Data excerpts:
- - - - - - -
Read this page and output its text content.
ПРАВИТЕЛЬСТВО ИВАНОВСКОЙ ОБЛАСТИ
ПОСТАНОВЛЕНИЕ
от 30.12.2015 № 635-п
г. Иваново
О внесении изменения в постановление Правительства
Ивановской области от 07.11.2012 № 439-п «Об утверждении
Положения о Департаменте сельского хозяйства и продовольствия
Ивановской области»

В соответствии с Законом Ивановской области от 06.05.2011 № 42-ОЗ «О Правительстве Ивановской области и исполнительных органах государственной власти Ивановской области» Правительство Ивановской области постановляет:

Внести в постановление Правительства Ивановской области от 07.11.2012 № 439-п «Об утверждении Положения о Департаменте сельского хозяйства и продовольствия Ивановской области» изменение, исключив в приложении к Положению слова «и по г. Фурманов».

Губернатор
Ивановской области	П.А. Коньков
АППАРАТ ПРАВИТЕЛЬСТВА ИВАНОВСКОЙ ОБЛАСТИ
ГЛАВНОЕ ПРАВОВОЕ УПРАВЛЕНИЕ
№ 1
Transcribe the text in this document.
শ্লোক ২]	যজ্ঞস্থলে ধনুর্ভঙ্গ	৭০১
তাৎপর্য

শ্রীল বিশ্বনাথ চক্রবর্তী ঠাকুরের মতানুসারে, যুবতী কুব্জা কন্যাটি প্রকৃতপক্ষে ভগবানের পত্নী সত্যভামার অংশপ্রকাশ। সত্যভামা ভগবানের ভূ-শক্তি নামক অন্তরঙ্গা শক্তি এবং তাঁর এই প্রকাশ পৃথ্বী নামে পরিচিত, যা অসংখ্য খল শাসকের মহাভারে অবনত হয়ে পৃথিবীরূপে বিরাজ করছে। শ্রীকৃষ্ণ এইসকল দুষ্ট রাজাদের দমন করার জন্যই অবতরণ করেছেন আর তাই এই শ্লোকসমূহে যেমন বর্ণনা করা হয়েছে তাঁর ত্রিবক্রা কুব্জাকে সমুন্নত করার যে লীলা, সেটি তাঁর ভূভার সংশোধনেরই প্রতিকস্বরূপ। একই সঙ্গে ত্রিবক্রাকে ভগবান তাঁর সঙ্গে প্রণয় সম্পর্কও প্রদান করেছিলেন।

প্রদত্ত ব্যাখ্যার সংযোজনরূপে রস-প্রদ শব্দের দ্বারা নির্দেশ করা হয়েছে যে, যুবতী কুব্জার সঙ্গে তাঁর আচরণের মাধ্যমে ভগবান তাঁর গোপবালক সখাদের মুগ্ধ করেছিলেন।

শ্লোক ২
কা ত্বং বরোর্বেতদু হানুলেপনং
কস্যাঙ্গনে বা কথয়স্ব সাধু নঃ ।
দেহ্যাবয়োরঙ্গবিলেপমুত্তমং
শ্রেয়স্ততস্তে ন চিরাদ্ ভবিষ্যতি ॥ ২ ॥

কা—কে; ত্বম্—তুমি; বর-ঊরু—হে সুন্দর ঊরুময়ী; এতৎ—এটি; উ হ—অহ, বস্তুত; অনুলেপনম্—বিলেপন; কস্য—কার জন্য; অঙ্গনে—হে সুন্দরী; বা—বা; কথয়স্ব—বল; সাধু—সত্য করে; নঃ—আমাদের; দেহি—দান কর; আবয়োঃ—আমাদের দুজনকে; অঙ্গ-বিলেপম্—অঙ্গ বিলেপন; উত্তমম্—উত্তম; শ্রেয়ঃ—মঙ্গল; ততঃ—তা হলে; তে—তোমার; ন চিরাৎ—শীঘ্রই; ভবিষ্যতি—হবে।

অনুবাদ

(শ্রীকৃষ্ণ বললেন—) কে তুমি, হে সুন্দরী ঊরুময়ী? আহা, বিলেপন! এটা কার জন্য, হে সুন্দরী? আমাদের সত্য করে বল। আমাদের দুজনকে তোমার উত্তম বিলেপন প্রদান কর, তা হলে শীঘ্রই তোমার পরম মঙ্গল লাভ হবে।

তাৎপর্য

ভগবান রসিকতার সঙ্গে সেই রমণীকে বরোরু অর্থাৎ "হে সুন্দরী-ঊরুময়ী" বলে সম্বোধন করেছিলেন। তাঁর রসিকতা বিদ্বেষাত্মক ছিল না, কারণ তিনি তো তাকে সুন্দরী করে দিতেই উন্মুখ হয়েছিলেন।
- - - - - - -
__Problem__
Extract all the material, leaving every line as it is.

__Response below__
Read this page and output its text content.
ПРАВИТЕЛЬСТВО ИВАНОВСКОЙ ОБЛАСТИ
ПОСТАНОВЛЕНИЕ
от 30.12.2015 № 635-п
г. Иваново
О внесении изменения в постановление Правительства
Ивановской области от 07.11.2012 № 439-п «Об утверждении
Положения о Департаменте сельского хозяйства и продовольствия
Ивановской области»

В соответствии с Законом Ивановской области от 06.05.2011 № 42-ОЗ «О Правительстве Ивановской области и исполнительных органах государственной власти Ивановской области» Правительство Ивановской области постановляет:

Внести в постановление Правительства Ивановской области от 07.11.2012 № 439-п «Об утверждении Положения о Департаменте сельского хозяйства и продовольствия Ивановской области» изменение, исключив в приложении к Положению слова «и по г. Фурманов».

Губернатор
Ивановской области	П.А. Коньков
АППАРАТ ПРАВИТЕЛЬСТВА ИВАНОВСКОЙ ОБЛАСТИ
ГЛАВНОЕ ПРАВОВОЕ УПРАВЛЕНИЕ
№ 1
Transcribe the text in this document.
শ্লোক ২]	যজ্ঞস্থলে ধনুর্ভঙ্গ	৭০১
তাৎপর্য

শ্রীল বিশ্বনাথ চক্রবর্তী ঠাকুরের মতানুসারে, যুবতী কুব্জা কন্যাটি প্রকৃতপক্ষে ভগবানের পত্নী সত্যভামার অংশপ্রকাশ। সত্যভামা ভগবানের ভূ-শক্তি নামক অন্তরঙ্গা শক্তি এবং তাঁর এই প্রকাশ পৃথ্বী নামে পরিচিত, যা অসংখ্য খল শাসকের মহাভারে অবনত হয়ে পৃথিবীরূপে বিরাজ করছে। শ্রীকৃষ্ণ এইসকল দুষ্ট রাজাদের দমন করার জন্যই অবতরণ করেছেন আর তাই এই শ্লোকসমূহে যেমন বর্ণনা করা হয়েছে তাঁর ত্রিবক্রা কুব্জাকে সমুন্নত করার যে লীলা, সেটি তাঁর ভূভার সংশোধনেরই প্রতিকস্বরূপ। একই সঙ্গে ত্রিবক্রাকে ভগবান তাঁর সঙ্গে প্রণয় সম্পর্কও প্রদান করেছিলেন।

প্রদত্ত ব্যাখ্যার সংযোজনরূপে রস-প্রদ শব্দের দ্বারা নির্দেশ করা হয়েছে যে, যুবতী কুব্জার সঙ্গে তাঁর আচরণের মাধ্যমে ভগবান তাঁর গোপবালক সখাদের মুগ্ধ করেছিলেন।

শ্লোক ২
কা ত্বং বরোর্বেতদু হানুলেপনং
কস্যাঙ্গনে বা কথয়স্ব সাধু নঃ ।
দেহ্যাবয়োরঙ্গবিলেপমুত্তমং
শ্রেয়স্ততস্তে ন চিরাদ্ ভবিষ্যতি ॥ ২ ॥

কা—কে; ত্বম্—তুমি; বর-ঊরু—হে সুন্দর ঊরুময়ী; এতৎ—এটি; উ হ—অহ, বস্তুত; অনুলেপনম্—বিলেপন; কস্য—কার জন্য; অঙ্গনে—হে সুন্দরী; বা—বা; কথয়স্ব—বল; সাধু—সত্য করে; নঃ—আমাদের; দেহি—দান কর; আবয়োঃ—আমাদের দুজনকে; অঙ্গ-বিলেপম্—অঙ্গ বিলেপন; উত্তমম্—উত্তম; শ্রেয়ঃ—মঙ্গল; ততঃ—তা হলে; তে—তোমার; ন চিরাৎ—শীঘ্রই; ভবিষ্যতি—হবে।

অনুবাদ

(শ্রীকৃষ্ণ বললেন—) কে তুমি, হে সুন্দরী ঊরুময়ী? আহা, বিলেপন! এটা কার জন্য, হে সুন্দরী? আমাদের সত্য করে বল। আমাদের দুজনকে তোমার উত্তম বিলেপন প্রদান কর, তা হলে শীঘ্রই তোমার পরম মঙ্গল লাভ হবে।

তাৎপর্য

ভগবান রসিকতার সঙ্গে সেই রমণীকে বরোরু অর্থাৎ "হে সুন্দরী-ঊরুময়ী" বলে সম্বোধন করেছিলেন। তাঁর রসিকতা বিদ্বেষাত্মক ছিল না, কারণ তিনি তো তাকে সুন্দরী করে দিতেই উন্মুখ হয়েছিলেন।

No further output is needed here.